=== Extrait fourni ===
>>
Banderole pour des crèches de qualité portée lors du 1er Mai
© Thierry Porchet

Le 9 juin, les Genevois avaient refusé à près de 57% que les crèches privées puissent déroger aux usages salariaux dans la branche (ici, une banderole lors du 1er Mai).

A Genève, des structures d’accueil privées non subventionnées de la petite enfance, qui se refusaient à appliquer les usages de la profession, pourraient être fermées si elles n’obtempèrent pas.

Dans la saga des crèches privées genevoises qui refusaient obstinément de se conformer aux usages de la profession, le Courrier a appris que l'Etat avait décidé de taper du poing sur la table. A la suite du vote du 9 juin, le Service d’autorisation et de surveillance de l’accueil de jour (SASAJ) a donc rencontré les crèches récalcitrantes durant l’été pour leur intimer l’ordre, poliment mais fermement, de se conformer aux salaires en vigueur dans la petite enfance.

Parmi les institutions figure la crèche suédoise à Meyrin. Le Sasaj a fixé un délai au 31 décembre pour respecter la législation sous peine de lui retirer son agrément. Ce qui signifierait de facto une fin d’activité.  «Ma cliente souhaite se conformer aux demandes des autorités», commente Me Giorgini, avocat de cet établissement. En bref, elle accepte de revaloriser les salaires des employé·es. «Cela fait déjà quelques années que la crèche a amélioré sa politique salariale pour se rapprocher des usages», souligne l’avocat.
<<
=== Travail demandé ===
**1)** Répondez aux questions suivantes d'après l'extrait sur les crèches privées genevoises.
(a) À quelle proportion environ les Genevois ont-ils refusé, le 9 juin, que les crèches privées puissent déroger aux usages salariaux ?
(b) Quelle date limite le SASAJ a-t-il fixée à la crèche suédoise de Meyrin pour respecter la législation ?
(c) Quel est le nom de l'avocat de la crèche suédoise ?
**2)** Rédigez la suite de l'extrait sur les crèches privées genevoises en partant de sa dernière phrase.

=== Enregistrements saisis ===
>>
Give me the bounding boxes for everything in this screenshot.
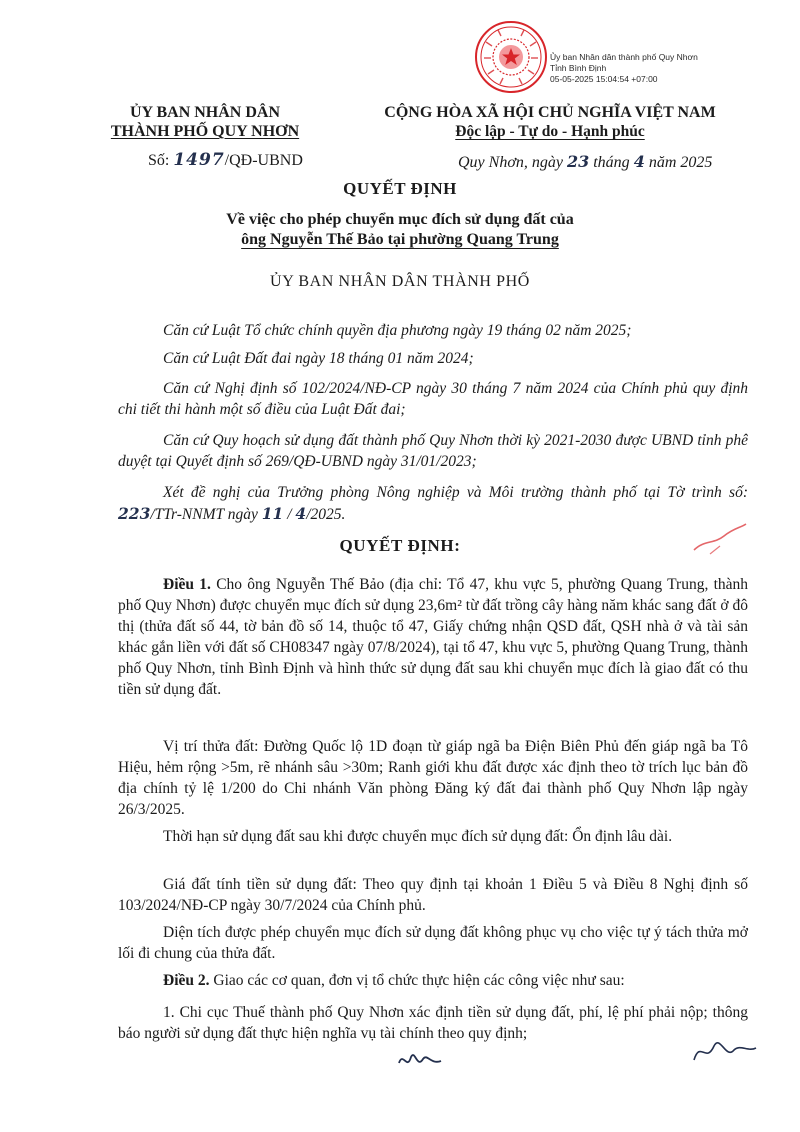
signature-timestamp: 05-05-2025 15:04:54 +07:00: [550, 74, 658, 84]
signer-province: Tỉnh Bình Định: [550, 63, 607, 73]
paragraph-area: Diện tích được phép chuyển mục đích sử dụng đất không phục vụ cho việc tự ý tách thửa mở lối đi chung của thửa đất.: [118, 924, 748, 962]
handwritten-proposal-number: 223: [118, 504, 151, 523]
document-number: Số: 1497/QĐ-UBND: [148, 150, 303, 170]
issuer-line2: THÀNH PHỐ QUY NHƠN: [110, 123, 300, 140]
basis-3: Căn cứ Nghị định số 102/2024/NĐ-CP ngày 30 tháng 7 năm 2024 của Chính phủ quy định chi tiết thi hành một số điều của Luật Đất đai;: [118, 380, 748, 418]
document-subtitle: Về việc cho phép chuyển mục đích sử dụng đất của ông Nguyễn Thế Bảo tại phường Quang Trung: [226, 211, 574, 248]
handwritten-month: 4: [633, 152, 645, 171]
handwritten-day: 23: [566, 152, 590, 171]
red-pen-mark-icon: [690, 520, 750, 560]
signature-mark-icon: [690, 1030, 760, 1070]
national-header: [360, 103, 740, 141]
basis-5: Xét đề nghị của Trưởng phòng Nông nghiệp và Môi trường thành phố tại Tờ trình số: 223/TTr-NNMT ngày 11 / 4/2025.: [118, 484, 748, 523]
signer-name: Ủy ban Nhân dân thành phố Quy Nhơn: [550, 52, 698, 62]
document-title: QUYẾT ĐỊNH: [343, 179, 457, 198]
article-2-item-1: 1. Chi cục Thuế thành phố Quy Nhơn xác định tiền sử dụng đất, phí, lệ phí phải nộp; thông báo người sử dụng đất thực hiện nghĩa vụ tài chính theo quy định;: [118, 1004, 748, 1042]
handwritten-number: 1497: [173, 150, 225, 170]
digital-signature-info: [550, 52, 698, 85]
basis-1: Căn cứ Luật Tổ chức chính quyền địa phương ngày 19 tháng 02 năm 2025;: [163, 322, 632, 339]
article-2: Điều 2. Giao các cơ quan, đơn vị tổ chức thực hiện các công việc như sau:: [163, 972, 625, 989]
paragraph-term: Thời hạn sử dụng đất sau khi được chuyển mục đích sử dụng đất: Ổn định lâu dài.: [163, 828, 673, 845]
issuing-authority: ỦY BAN NHÂN DÂN THÀNH PHỐ: [270, 273, 530, 290]
article-1-label: Điều 1.: [163, 576, 211, 593]
paragraph-price: Giá đất tính tiền sử dụng đất: Theo quy định tại khoản 1 Điều 5 và Điều 8 Nghị định số 103/2024/NĐ-CP ngày 30/7/2024 của Chính phủ.: [118, 876, 748, 914]
official-seal-icon: [474, 20, 548, 94]
national-title: CỘNG HÒA XÃ HỘI CHỦ NGHĨA VIỆT NAM: [384, 104, 716, 121]
issuer-line1: ỦY BAN NHÂN DÂN: [129, 104, 281, 121]
paragraph-location: Vị trí thửa đất: Đường Quốc lộ 1D đoạn từ giáp ngã ba Điện Biên Phủ đến giáp ngã ba Tô Hiệu, hẻm rộng >5m, rẽ nhánh sâu >30m; Ranh giới khu đất được xác định theo tờ trích lục bản đồ địa chính tỷ lệ 1/200 do Chi nhánh Văn phòng Đăng ký đất đai thành phố Quy Nhơn lập ngày 26/3/2025.: [118, 738, 748, 818]
issue-date: Quy Nhơn, ngày 23 tháng 4 năm 2025: [458, 152, 713, 171]
initials-mark-icon: [395, 1045, 445, 1075]
basis-4: Căn cứ Quy hoạch sử dụng đất thành phố Quy Nhơn thời kỳ 2021-2030 được UBND tỉnh phê duyệt tại Quyết định số 269/QĐ-UBND ngày 31/01/2023;: [118, 432, 748, 470]
national-motto: Độc lập - Tự do - Hạnh phúc: [455, 123, 645, 140]
article-2-label: Điều 2.: [163, 972, 210, 989]
decision-heading: QUYẾT ĐỊNH:: [339, 536, 461, 555]
article-1: Điều 1. Cho ông Nguyễn Thế Bảo (địa chỉ: Tổ 47, khu vực 5, phường Quang Trung, thành phố Quy Nhơn) được chuyển mục đích sử dụng 23,6m² từ đất trồng cây hàng năm khác sang đất ở đô thị (thửa đất số 44, tờ bản đồ số 14, thuộc tổ 47, Giấy chứng nhận QSD đất, QSH nhà ở và tài sản khác gắn liền với đất số CH08347 ngày 07/8/2024), tại tổ 47, khu vực 5, phường Quang Trung, thành phố Quy Nhơn, tỉnh Bình Định và hình thức sử dụng đất sau khi chuyển mục đích là giao đất có thu tiền sử dụng đất.: [118, 576, 749, 698]
basis-2: Căn cứ Luật Đất đai ngày 18 tháng 01 năm 2024;: [163, 350, 474, 367]
issuer-header: [100, 103, 310, 141]
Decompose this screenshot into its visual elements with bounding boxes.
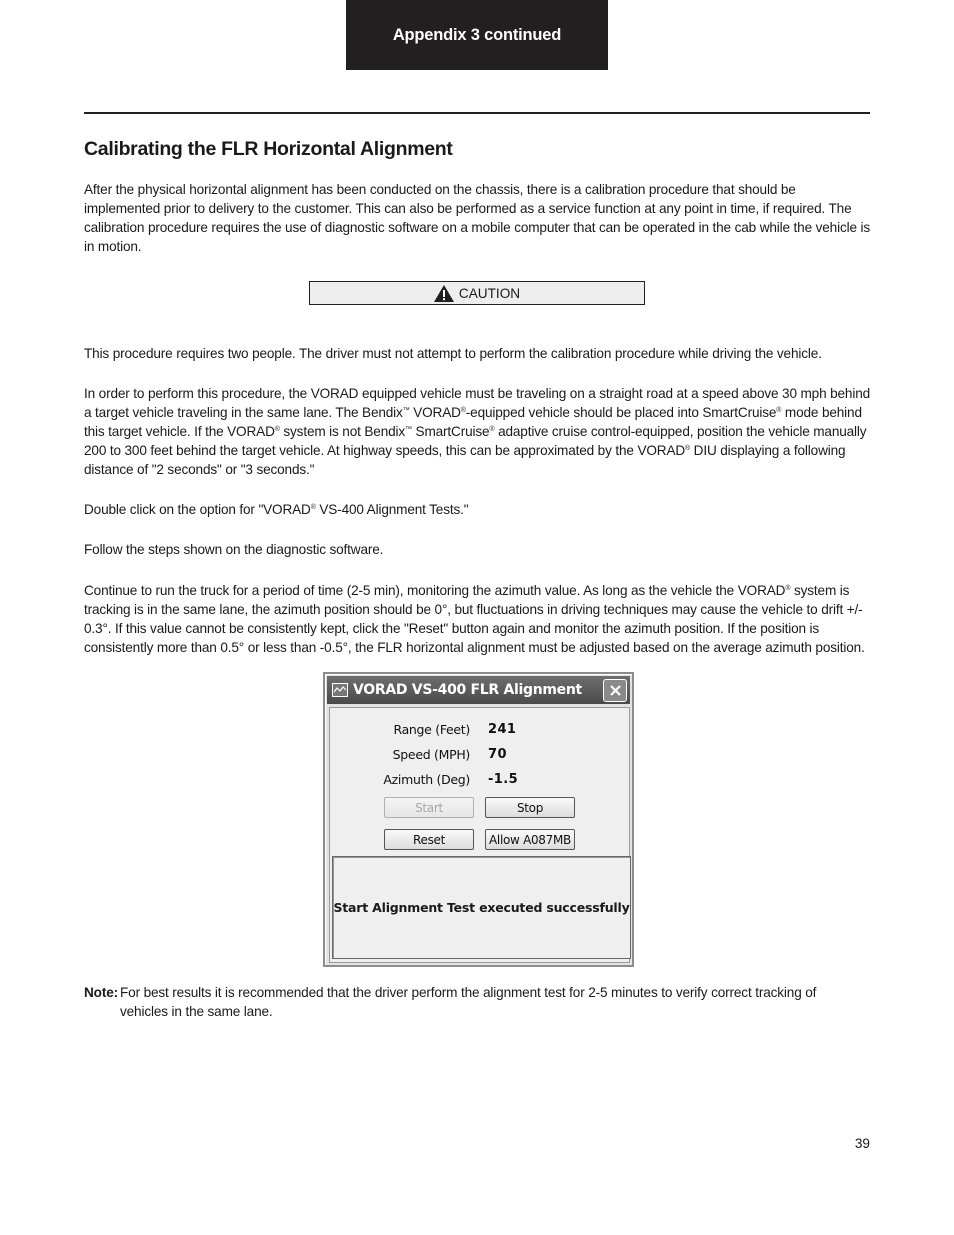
<<
=== Résultats attendus ===
**1)**
(a) À près de 57 %.
(b) Le 31 décembre.
(c) Me Giorgini.

**2)**
Pourtant, «la crèche suédoise conteste toujours la validité des usages que l’on veut lui imposer, explique Me Nicolas Giorgini. Car ces usages sont en contradiction avec la loi fédérale».

Dans le même temps, «la crèche suédoise entend continuer à faire valoir ses droits», poursuit-il. «Les usages actuels ont été adoptés sur la base de directives du Conseil de surveillance du marché de l’emploi (CSME). Ces directives ont autorisé l’Office cantonal de l’inspection et des relations de travail, par le biais des usages, d’étendre le champ d’application de la convention collective de travail (CCT) de la Ville de Genève applicable à ses crèches subventionnées à l’ensemble du secteur économique.»

Or, selon l’homme de loi «une telle extension cantonale viole la compétence exclusive du Conseil d’Etat en la matière et contrevient aux conditions posées par la loi fédérale sur l’extension des conventions collectives.

Pour être étendue, une CCT doit comprendre la majorité des employeurs qui, eux-mêmes, doivent occuper la majorité de tous les travailleurs.» Pour lui, cette condition n’est pas remplie. «Les usages actuels ont donc été établis de manière illégale et ma mandante envisage d’introduire une action judiciaire dans l’hypothèse où le Conseil d’Etat refuserait d’intervenir pour corriger cette situation.»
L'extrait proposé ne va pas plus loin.